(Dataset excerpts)
# # #

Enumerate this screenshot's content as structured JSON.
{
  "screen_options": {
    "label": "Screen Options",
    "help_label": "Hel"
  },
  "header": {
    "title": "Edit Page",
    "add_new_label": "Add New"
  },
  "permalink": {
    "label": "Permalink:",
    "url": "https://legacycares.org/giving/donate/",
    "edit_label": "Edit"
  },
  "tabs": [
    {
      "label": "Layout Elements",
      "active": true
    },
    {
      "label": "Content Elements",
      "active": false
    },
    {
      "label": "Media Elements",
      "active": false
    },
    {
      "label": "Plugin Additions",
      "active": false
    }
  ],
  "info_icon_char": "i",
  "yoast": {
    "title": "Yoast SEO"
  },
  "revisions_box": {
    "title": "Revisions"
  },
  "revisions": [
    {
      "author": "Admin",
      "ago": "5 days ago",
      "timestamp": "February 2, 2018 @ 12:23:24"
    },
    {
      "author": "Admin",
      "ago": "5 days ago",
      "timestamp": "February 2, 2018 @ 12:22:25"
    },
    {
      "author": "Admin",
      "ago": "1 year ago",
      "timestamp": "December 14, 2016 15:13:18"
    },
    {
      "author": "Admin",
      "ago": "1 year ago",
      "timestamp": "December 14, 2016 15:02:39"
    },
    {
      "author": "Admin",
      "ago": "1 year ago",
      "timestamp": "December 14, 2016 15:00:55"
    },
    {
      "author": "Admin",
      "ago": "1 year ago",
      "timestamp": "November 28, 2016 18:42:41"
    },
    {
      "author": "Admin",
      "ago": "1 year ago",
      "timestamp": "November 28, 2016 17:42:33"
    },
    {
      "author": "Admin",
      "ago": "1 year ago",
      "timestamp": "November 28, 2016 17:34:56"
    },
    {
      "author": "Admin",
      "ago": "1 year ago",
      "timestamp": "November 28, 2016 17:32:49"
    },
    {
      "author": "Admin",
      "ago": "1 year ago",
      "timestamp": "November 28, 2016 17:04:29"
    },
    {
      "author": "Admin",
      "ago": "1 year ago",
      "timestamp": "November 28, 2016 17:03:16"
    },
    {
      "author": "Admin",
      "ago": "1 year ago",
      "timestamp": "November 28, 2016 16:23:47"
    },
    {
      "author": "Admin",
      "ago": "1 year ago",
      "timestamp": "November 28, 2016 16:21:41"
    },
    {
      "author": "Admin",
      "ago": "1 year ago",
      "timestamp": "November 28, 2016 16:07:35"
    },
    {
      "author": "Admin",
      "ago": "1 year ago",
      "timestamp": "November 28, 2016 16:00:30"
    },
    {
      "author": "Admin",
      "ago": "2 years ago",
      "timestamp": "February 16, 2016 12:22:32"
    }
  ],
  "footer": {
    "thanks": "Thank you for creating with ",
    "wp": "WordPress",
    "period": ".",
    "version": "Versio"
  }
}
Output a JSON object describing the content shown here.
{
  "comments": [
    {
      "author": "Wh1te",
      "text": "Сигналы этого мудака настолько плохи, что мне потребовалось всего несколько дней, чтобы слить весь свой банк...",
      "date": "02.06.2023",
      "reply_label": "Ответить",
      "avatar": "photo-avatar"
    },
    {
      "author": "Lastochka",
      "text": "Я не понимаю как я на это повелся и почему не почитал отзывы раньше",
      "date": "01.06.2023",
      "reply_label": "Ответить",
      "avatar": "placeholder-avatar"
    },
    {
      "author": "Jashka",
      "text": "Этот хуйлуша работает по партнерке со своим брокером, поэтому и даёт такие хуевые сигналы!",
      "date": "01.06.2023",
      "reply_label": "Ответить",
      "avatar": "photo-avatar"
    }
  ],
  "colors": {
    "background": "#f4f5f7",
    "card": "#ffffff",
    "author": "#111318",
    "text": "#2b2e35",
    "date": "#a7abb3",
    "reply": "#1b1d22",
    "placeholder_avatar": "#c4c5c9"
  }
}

# # #

**Challenge**
Working from the material above, retype it in its entirety without change.

**Written response**
Enumerate this screenshot's content as structured JSON.
{
  "screen_options": {
    "label": "Screen Options",
    "help_label": "Hel"
  },
  "header": {
    "title": "Edit Page",
    "add_new_label": "Add New"
  },
  "permalink": {
    "label": "Permalink:",
    "url": "https://legacycares.org/giving/donate/",
    "edit_label": "Edit"
  },
  "tabs": [
    {
      "label": "Layout Elements",
      "active": true
    },
    {
      "label": "Content Elements",
      "active": false
    },
    {
      "label": "Media Elements",
      "active": false
    },
    {
      "label": "Plugin Additions",
      "active": false
    }
  ],
  "info_icon_char": "i",
  "yoast": {
    "title": "Yoast SEO"
  },
  "revisions_box": {
    "title": "Revisions"
  },
  "revisions": [
    {
      "author": "Admin",
      "ago": "5 days ago",
      "timestamp": "February 2, 2018 @ 12:23:24"
    },
    {
      "author": "Admin",
      "ago": "5 days ago",
      "timestamp": "February 2, 2018 @ 12:22:25"
    },
    {
      "author": "Admin",
      "ago": "1 year ago",
      "timestamp": "December 14, 2016 15:13:18"
    },
    {
      "author": "Admin",
      "ago": "1 year ago",
      "timestamp": "December 14, 2016 15:02:39"
    },
    {
      "author": "Admin",
      "ago": "1 year ago",
      "timestamp": "December 14, 2016 15:00:55"
    },
    {
      "author": "Admin",
      "ago": "1 year ago",
      "timestamp": "November 28, 2016 18:42:41"
    },
    {
      "author": "Admin",
      "ago": "1 year ago",
      "timestamp": "November 28, 2016 17:42:33"
    },
    {
      "author": "Admin",
      "ago": "1 year ago",
      "timestamp": "November 28, 2016 17:34:56"
    },
    {
      "author": "Admin",
      "ago": "1 year ago",
      "timestamp": "November 28, 2016 17:32:49"
    },
    {
      "author": "Admin",
      "ago": "1 year ago",
      "timestamp": "November 28, 2016 17:04:29"
    },
    {
      "author": "Admin",
      "ago": "1 year ago",
      "timestamp": "November 28, 2016 17:03:16"
    },
    {
      "author": "Admin",
      "ago": "1 year ago",
      "timestamp": "November 28, 2016 16:23:47"
    },
    {
      "author": "Admin",
      "ago": "1 year ago",
      "timestamp": "November 28, 2016 16:21:41"
    },
    {
      "author": "Admin",
      "ago": "1 year ago",
      "timestamp": "November 28, 2016 16:07:35"
    },
    {
      "author": "Admin",
      "ago": "1 year ago",
      "timestamp": "November 28, 2016 16:00:30"
    },
    {
      "author": "Admin",
      "ago": "2 years ago",
      "timestamp": "February 16, 2016 12:22:32"
    }
  ],
  "footer": {
    "thanks": "Thank you for creating with ",
    "wp": "WordPress",
    "period": ".",
    "version": "Versio"
  }
}
Output a JSON object describing the content shown here.
{
  "comments": [
    {
      "author": "Wh1te",
      "text": "Сигналы этого мудака настолько плохи, что мне потребовалось всего несколько дней, чтобы слить весь свой банк...",
      "date": "02.06.2023",
      "reply_label": "Ответить",
      "avatar": "photo-avatar"
    },
    {
      "author": "Lastochka",
      "text": "Я не понимаю как я на это повелся и почему не почитал отзывы раньше",
      "date": "01.06.2023",
      "reply_label": "Ответить",
      "avatar": "placeholder-avatar"
    },
    {
      "author": "Jashka",
      "text": "Этот хуйлуша работает по партнерке со своим брокером, поэтому и даёт такие хуевые сигналы!",
      "date": "01.06.2023",
      "reply_label": "Ответить",
      "avatar": "photo-avatar"
    }
  ],
  "colors": {
    "background": "#f4f5f7",
    "card": "#ffffff",
    "author": "#111318",
    "text": "#2b2e35",
    "date": "#a7abb3",
    "reply": "#1b1d22",
    "placeholder_avatar": "#c4c5c9"
  }
}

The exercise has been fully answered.